### Written instruction:
Copy out all lines that carry the word "Psyche".

### Material to process:
····················
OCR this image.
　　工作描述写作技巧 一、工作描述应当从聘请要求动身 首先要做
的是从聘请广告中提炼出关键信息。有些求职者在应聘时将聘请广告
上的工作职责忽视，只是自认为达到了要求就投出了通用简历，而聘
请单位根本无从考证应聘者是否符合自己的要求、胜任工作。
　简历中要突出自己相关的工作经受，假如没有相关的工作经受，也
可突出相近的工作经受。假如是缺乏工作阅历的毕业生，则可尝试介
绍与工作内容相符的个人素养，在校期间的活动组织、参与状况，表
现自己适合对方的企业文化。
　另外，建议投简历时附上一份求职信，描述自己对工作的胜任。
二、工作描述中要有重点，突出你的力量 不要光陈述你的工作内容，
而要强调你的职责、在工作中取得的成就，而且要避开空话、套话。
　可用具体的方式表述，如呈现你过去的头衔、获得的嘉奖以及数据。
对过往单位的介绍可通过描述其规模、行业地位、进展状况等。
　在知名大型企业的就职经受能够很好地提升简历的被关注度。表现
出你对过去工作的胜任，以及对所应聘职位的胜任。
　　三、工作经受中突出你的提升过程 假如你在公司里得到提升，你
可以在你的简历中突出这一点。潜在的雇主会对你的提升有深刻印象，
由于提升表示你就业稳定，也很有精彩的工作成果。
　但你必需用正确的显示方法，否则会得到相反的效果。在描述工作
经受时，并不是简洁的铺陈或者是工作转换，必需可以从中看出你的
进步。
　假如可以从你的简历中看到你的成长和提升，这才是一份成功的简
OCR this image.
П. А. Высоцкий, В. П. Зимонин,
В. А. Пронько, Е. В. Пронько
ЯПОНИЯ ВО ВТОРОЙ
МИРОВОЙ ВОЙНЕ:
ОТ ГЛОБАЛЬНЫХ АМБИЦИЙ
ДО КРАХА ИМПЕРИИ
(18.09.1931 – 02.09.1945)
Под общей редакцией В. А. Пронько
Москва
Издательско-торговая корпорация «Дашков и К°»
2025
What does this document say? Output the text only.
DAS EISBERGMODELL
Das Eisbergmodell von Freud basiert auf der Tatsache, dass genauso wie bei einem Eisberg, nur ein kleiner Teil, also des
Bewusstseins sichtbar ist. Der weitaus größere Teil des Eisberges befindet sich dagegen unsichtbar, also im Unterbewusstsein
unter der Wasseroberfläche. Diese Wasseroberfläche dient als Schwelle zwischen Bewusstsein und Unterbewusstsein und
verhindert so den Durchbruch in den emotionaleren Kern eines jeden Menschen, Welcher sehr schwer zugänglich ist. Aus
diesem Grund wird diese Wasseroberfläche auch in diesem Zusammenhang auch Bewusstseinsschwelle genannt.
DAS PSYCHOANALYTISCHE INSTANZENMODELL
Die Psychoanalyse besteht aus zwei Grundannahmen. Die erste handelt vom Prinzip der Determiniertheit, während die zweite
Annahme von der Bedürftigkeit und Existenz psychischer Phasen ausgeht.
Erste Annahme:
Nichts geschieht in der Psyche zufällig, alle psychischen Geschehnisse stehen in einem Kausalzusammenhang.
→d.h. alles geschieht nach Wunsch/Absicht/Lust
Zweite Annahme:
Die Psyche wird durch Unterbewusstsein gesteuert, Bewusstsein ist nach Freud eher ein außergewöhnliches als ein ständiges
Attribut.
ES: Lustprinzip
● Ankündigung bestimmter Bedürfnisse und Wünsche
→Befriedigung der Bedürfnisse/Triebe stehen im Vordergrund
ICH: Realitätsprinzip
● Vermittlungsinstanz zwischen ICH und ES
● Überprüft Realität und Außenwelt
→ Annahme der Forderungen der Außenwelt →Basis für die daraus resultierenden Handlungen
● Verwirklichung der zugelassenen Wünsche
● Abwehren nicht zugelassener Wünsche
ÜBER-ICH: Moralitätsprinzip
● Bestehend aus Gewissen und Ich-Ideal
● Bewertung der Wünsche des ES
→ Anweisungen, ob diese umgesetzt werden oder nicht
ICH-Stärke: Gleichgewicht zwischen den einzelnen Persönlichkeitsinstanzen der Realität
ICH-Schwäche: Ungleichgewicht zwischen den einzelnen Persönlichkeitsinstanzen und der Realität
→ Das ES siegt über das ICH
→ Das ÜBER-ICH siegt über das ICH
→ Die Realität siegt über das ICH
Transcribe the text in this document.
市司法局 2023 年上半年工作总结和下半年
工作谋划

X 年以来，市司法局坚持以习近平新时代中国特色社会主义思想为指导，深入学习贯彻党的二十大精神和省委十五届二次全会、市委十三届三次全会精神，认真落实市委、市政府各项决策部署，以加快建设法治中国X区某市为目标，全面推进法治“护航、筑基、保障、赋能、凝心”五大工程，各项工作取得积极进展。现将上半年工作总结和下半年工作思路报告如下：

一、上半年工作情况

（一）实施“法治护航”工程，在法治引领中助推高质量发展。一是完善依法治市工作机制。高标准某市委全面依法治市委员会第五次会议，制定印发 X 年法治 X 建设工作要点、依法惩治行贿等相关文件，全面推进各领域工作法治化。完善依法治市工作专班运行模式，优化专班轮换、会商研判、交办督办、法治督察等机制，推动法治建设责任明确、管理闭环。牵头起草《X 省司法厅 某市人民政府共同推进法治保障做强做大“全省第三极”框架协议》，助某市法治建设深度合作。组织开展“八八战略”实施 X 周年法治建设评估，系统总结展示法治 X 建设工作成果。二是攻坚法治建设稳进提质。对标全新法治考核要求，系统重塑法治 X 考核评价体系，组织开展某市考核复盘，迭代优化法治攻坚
····················
### Answer to the exercise:
Nichts geschieht in der Psyche zufällig, alle psychischen Geschehnisse stehen in einem Kausalzusammenhang.
Die Psyche wird durch Unterbewusstsein gesteuert, Bewusstsein ist nach Freud eher ein außergewöhnliches als ein ständiges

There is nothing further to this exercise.